### Stated problem 1
According to the article on Shih Cheng-ping's sentencing, how many Taiwanese citizens did the Mainland Affairs Council report as missing in China?
### Stated problem 2
Repeat a passage from the article on Shih Cheng-ping's sentencing word for word. Begin at the words "Shih Cheng-ping. Photo" and stop after "of a crackdown.".

### Selected extract
---

RETIRED TAIWANESE academic Shih Cheng-ping was sentenced by the Chinese government to four years in prison on espionage charges earlier this week. Shih originally taught at National Taiwan Normal University and worked as an economist for the Chinese state-run Huaxia Group.

Shih was among the Taiwanese that confessed to spying on a Chinese television program of forced confessions from purported Taiwanese spies broadcast last month. The confessions broadcast on the program were likely extracted by force. While the Chinese government has claimed that Shih’s legal rights were protected during the trial, Shih’s trial was not public, with Chinese authorities claiming that this was because the trial touched on sensitive political matters. Shih was also deprived of political rights for two years and properties worth 20,000 yuan were confiscated from him.

Shih Cheng-ping. Photo credit: Shih Cheng-ping/Facebook

In particular, the Chinese government is attempting to reinforce the narrative that the Taiwanese government is engaged in spying operations against China, as well as that Taiwanese political interference was behind protests such as those that have taken place in Hong Kong for over the past year. The program broadcast last month also included confessions from Taiwanese academic Tsai Jin-shu and Taiwanese businessman Morrison Lee Ming-chu, with broader claims in the program that the Chinese government has uncovered hundreds of Taiwanese spies as part of a crackdown.

It is unknown how many Taiwanese citizens may be detained in China. Last year, Taiwan’s Mainland Affairs Council (MAC) revealed that there are 149 Taiwanese citizens currently missing in China, with the MAC unable to confirm the whereabouts of 67 individuals. Although some individuals may have suffered accidents, some may be currently imprisoned on political charges.

---

### Data extract
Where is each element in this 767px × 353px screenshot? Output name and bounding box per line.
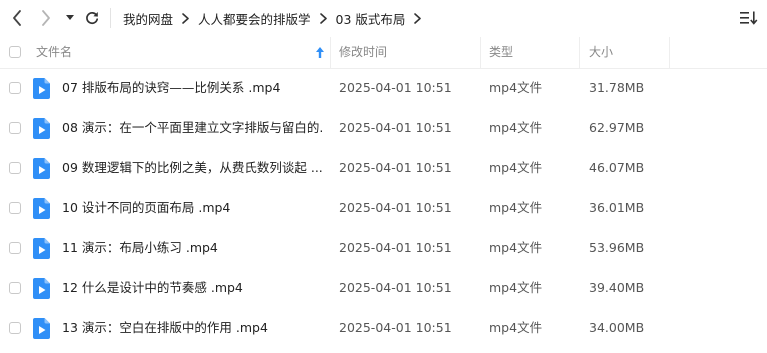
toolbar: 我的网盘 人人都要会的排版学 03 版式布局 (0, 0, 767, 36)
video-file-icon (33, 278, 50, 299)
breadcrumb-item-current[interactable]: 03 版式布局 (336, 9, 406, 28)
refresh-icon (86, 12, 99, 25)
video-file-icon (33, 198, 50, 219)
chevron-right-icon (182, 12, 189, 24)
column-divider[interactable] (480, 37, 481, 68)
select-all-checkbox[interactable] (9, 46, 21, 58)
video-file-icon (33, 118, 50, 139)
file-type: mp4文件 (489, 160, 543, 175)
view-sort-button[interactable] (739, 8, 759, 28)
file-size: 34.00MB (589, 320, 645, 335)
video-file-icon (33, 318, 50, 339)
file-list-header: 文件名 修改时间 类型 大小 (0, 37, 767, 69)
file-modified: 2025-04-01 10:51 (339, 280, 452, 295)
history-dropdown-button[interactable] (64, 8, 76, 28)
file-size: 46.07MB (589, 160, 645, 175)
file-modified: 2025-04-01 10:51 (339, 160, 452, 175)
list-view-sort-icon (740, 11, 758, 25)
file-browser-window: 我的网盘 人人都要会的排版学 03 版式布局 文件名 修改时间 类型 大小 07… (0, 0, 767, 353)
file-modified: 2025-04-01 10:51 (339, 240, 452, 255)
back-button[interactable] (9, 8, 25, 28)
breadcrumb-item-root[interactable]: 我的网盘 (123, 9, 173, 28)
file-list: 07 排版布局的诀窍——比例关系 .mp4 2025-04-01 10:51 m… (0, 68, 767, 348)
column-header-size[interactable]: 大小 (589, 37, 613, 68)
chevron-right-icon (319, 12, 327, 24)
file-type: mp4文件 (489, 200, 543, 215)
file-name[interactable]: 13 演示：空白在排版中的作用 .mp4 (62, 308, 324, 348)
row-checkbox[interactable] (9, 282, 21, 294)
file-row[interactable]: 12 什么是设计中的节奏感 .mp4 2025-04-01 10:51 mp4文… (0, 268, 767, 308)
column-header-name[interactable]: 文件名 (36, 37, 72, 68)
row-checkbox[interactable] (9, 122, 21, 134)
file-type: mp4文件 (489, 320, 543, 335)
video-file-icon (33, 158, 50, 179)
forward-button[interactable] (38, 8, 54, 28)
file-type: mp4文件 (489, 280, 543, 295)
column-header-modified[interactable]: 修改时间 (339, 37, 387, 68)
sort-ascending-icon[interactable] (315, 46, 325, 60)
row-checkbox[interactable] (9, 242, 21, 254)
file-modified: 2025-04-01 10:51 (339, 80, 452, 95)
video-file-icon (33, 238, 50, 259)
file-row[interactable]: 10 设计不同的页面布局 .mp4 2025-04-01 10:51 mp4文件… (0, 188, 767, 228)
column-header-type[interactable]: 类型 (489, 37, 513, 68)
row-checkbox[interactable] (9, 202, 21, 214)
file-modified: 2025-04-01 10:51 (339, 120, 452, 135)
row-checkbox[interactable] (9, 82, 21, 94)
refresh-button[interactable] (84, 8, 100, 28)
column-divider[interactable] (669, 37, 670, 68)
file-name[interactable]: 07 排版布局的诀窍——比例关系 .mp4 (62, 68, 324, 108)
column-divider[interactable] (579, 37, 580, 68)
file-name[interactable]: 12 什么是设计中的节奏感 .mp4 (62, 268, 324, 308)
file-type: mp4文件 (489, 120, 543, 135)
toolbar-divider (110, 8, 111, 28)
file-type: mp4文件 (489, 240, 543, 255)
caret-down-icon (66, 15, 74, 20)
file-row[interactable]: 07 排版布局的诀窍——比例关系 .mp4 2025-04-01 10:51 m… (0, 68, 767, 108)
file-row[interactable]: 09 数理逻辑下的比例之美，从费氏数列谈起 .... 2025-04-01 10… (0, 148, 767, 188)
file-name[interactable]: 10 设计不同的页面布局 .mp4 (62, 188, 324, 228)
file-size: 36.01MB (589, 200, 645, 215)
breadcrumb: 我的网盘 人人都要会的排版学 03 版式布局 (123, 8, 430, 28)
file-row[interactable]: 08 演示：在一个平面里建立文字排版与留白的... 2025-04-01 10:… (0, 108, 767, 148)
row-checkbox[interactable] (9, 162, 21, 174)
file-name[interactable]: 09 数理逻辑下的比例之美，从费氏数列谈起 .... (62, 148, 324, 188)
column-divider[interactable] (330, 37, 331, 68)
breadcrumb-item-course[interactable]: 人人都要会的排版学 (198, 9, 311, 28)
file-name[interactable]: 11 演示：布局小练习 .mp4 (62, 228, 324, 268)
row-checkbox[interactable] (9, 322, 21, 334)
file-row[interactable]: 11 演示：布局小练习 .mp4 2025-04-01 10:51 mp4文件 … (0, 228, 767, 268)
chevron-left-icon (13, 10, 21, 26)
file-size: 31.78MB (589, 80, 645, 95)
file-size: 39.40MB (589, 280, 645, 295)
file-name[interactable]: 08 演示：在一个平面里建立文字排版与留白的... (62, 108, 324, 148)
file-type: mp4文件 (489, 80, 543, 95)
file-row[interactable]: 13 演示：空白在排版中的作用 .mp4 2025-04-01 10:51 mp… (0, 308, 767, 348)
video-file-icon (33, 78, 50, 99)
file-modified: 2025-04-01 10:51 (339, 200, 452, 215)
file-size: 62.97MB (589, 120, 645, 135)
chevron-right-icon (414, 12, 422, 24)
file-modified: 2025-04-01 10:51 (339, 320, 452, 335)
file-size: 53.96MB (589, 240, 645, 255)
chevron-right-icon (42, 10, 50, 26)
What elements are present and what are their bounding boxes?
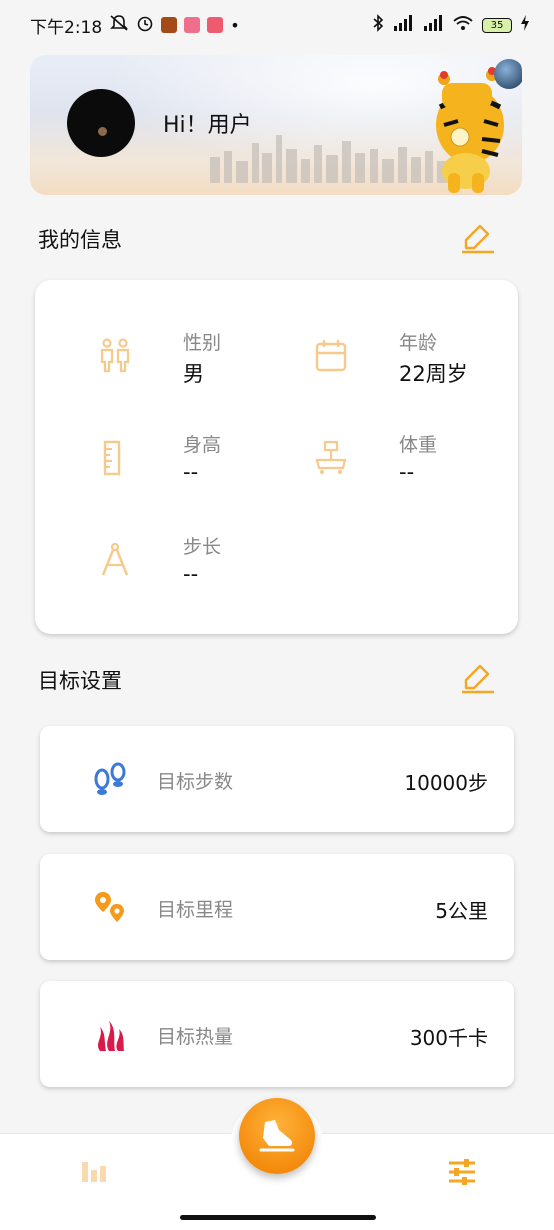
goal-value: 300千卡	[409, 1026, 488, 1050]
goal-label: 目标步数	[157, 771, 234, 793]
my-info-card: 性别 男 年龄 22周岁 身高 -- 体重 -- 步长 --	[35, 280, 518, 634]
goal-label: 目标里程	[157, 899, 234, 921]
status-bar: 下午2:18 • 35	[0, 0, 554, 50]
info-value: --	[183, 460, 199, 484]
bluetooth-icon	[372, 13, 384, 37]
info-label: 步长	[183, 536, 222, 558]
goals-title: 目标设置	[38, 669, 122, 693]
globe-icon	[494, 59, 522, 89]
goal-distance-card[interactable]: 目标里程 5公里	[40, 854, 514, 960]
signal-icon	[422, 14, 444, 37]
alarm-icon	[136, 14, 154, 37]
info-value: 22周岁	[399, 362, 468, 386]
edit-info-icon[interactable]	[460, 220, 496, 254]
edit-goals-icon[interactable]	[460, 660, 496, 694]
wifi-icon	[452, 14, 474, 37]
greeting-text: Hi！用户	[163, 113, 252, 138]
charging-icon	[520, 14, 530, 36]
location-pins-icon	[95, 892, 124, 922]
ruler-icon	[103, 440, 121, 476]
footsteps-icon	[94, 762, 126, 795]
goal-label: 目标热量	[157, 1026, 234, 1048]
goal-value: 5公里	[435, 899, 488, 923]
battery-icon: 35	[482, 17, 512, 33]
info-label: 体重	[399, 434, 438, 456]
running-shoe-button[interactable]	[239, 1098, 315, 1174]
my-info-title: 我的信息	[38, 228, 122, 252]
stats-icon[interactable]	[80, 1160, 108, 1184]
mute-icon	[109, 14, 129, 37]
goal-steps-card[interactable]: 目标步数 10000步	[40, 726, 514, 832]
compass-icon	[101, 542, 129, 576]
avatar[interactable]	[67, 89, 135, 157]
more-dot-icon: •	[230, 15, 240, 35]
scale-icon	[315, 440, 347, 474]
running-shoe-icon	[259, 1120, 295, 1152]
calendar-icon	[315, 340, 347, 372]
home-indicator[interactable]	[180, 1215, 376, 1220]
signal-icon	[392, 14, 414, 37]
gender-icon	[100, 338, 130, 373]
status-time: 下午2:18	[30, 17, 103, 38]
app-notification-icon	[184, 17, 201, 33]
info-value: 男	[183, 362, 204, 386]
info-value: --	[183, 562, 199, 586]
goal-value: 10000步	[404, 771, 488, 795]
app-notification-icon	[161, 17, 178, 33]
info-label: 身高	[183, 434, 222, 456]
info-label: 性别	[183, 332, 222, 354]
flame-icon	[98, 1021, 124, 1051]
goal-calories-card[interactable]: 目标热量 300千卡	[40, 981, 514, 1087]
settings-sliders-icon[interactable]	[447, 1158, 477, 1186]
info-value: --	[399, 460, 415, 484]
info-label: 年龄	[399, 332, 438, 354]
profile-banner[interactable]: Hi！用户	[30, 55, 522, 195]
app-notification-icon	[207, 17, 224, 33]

---

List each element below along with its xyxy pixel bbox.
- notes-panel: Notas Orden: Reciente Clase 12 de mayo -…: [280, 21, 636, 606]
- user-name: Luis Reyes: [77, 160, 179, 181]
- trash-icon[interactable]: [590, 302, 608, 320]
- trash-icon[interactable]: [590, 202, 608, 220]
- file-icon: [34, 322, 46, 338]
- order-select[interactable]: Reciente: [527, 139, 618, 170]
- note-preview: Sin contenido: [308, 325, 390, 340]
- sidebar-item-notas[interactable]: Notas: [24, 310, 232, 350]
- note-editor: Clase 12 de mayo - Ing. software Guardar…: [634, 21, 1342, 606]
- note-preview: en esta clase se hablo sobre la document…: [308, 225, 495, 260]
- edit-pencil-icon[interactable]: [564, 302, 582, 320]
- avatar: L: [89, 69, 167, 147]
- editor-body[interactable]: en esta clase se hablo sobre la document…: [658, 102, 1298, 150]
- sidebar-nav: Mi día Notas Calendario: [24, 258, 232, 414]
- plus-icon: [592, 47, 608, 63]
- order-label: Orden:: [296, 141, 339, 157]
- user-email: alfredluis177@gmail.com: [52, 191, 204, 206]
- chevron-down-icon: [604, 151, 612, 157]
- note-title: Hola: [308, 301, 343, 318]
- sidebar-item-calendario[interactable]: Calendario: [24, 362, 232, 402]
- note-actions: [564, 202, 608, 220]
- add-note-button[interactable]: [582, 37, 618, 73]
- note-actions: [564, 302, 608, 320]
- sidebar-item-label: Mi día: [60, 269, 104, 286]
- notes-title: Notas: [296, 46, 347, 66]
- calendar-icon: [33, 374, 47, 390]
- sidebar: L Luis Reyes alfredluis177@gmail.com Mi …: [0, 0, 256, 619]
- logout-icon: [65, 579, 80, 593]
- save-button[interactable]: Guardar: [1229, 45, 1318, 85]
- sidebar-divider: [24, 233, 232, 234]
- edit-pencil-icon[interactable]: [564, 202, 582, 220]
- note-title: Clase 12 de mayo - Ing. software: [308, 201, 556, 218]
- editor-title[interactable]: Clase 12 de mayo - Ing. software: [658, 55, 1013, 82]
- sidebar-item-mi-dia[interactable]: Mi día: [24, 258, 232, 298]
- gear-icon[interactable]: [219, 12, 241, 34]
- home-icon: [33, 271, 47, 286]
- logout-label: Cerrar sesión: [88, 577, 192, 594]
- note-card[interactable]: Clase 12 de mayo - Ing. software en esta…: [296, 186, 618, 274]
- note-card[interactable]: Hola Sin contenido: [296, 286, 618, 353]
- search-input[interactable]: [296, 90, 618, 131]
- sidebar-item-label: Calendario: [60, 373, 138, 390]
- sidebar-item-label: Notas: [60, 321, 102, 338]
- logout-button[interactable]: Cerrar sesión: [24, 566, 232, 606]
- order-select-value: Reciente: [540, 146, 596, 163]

---

### Correct output 1
149 Taiwanese citizens.

### Correct output 2
Shih Cheng-ping. Photo credit: Shih Cheng-ping/Facebook

In particular, the Chinese government is attempting to reinforce the narrative that the Taiwanese government is engaged in spying operations against China, as well as that Taiwanese political interference was behind protests such as those that have taken place in Hong Kong for over the past year. The program broadcast last month also included confessions from Taiwanese academic Tsai Jin-shu and Taiwanese businessman Morrison Lee Ming-chu, with broader claims in the program that the Chinese government has uncovered hundreds of Taiwanese spies as part of a crackdown.